Write out each record again exactly as it stands.

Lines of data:
* begin *

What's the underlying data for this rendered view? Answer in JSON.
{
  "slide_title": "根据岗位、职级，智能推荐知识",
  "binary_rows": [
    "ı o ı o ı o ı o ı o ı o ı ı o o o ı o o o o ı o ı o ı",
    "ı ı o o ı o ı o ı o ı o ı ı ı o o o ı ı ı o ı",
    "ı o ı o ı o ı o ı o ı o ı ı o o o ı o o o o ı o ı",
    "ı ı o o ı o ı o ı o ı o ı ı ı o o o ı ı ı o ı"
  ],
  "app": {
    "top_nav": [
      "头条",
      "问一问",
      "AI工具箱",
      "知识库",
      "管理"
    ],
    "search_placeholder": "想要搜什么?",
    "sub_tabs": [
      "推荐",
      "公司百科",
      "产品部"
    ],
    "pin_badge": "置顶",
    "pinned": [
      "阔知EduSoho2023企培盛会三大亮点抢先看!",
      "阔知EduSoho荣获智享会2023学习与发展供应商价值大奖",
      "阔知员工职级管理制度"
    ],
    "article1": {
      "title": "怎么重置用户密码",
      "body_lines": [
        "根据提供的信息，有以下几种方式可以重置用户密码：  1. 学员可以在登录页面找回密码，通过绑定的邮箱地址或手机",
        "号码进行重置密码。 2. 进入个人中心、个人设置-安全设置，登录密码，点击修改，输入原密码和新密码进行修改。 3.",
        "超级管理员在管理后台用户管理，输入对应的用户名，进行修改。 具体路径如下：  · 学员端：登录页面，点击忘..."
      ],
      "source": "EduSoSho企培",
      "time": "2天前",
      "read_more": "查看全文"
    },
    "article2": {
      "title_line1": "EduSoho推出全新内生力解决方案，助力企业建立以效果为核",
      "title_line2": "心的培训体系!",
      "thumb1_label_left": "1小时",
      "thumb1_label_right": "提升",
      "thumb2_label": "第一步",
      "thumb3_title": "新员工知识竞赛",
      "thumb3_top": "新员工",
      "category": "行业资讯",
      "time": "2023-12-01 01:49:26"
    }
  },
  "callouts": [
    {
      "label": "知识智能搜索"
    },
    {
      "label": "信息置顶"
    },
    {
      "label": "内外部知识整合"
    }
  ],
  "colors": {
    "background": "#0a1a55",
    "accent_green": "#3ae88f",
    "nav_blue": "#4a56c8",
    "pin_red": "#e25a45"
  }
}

* end *

• [Written response]
What's the underlying data for this rendered view? Answer in JSON.
{
  "slide_title": "根据岗位、职级，智能推荐知识",
  "binary_rows": [
    "ı o ı o ı o ı o ı o ı o ı ı o o o ı o o o o ı o ı o ı",
    "ı ı o o ı o ı o ı o ı o ı ı ı o o o ı ı ı o ı",
    "ı o ı o ı o ı o ı o ı o ı ı o o o ı o o o o ı o ı",
    "ı ı o o ı o ı o ı o ı o ı ı ı o o o ı ı ı o ı"
  ],
  "app": {
    "top_nav": [
      "头条",
      "问一问",
      "AI工具箱",
      "知识库",
      "管理"
    ],
    "search_placeholder": "想要搜什么?",
    "sub_tabs": [
      "推荐",
      "公司百科",
      "产品部"
    ],
    "pin_badge": "置顶",
    "pinned": [
      "阔知EduSoho2023企培盛会三大亮点抢先看!",
      "阔知EduSoho荣获智享会2023学习与发展供应商价值大奖",
      "阔知员工职级管理制度"
    ],
    "article1": {
      "title": "怎么重置用户密码",
      "body_lines": [
        "根据提供的信息，有以下几种方式可以重置用户密码：  1. 学员可以在登录页面找回密码，通过绑定的邮箱地址或手机",
        "号码进行重置密码。 2. 进入个人中心、个人设置-安全设置，登录密码，点击修改，输入原密码和新密码进行修改。 3.",
        "超级管理员在管理后台用户管理，输入对应的用户名，进行修改。 具体路径如下：  · 学员端：登录页面，点击忘..."
      ],
      "source": "EduSoSho企培",
      "time": "2天前",
      "read_more": "查看全文"
    },
    "article2": {
      "title_line1": "EduSoho推出全新内生力解决方案，助力企业建立以效果为核",
      "title_line2": "心的培训体系!",
      "thumb1_label_left": "1小时",
      "thumb1_label_right": "提升",
      "thumb2_label": "第一步",
      "thumb3_title": "新员工知识竞赛",
      "thumb3_top": "新员工",
      "category": "行业资讯",
      "time": "2023-12-01 01:49:26"
    }
  },
  "callouts": [
    {
      "label": "知识智能搜索"
    },
    {
      "label": "信息置顶"
    },
    {
      "label": "内外部知识整合"
    }
  ],
  "colors": {
    "background": "#0a1a55",
    "accent_green": "#3ae88f",
    "nav_blue": "#4a56c8",
    "pin_red": "#e25a45"
  }
}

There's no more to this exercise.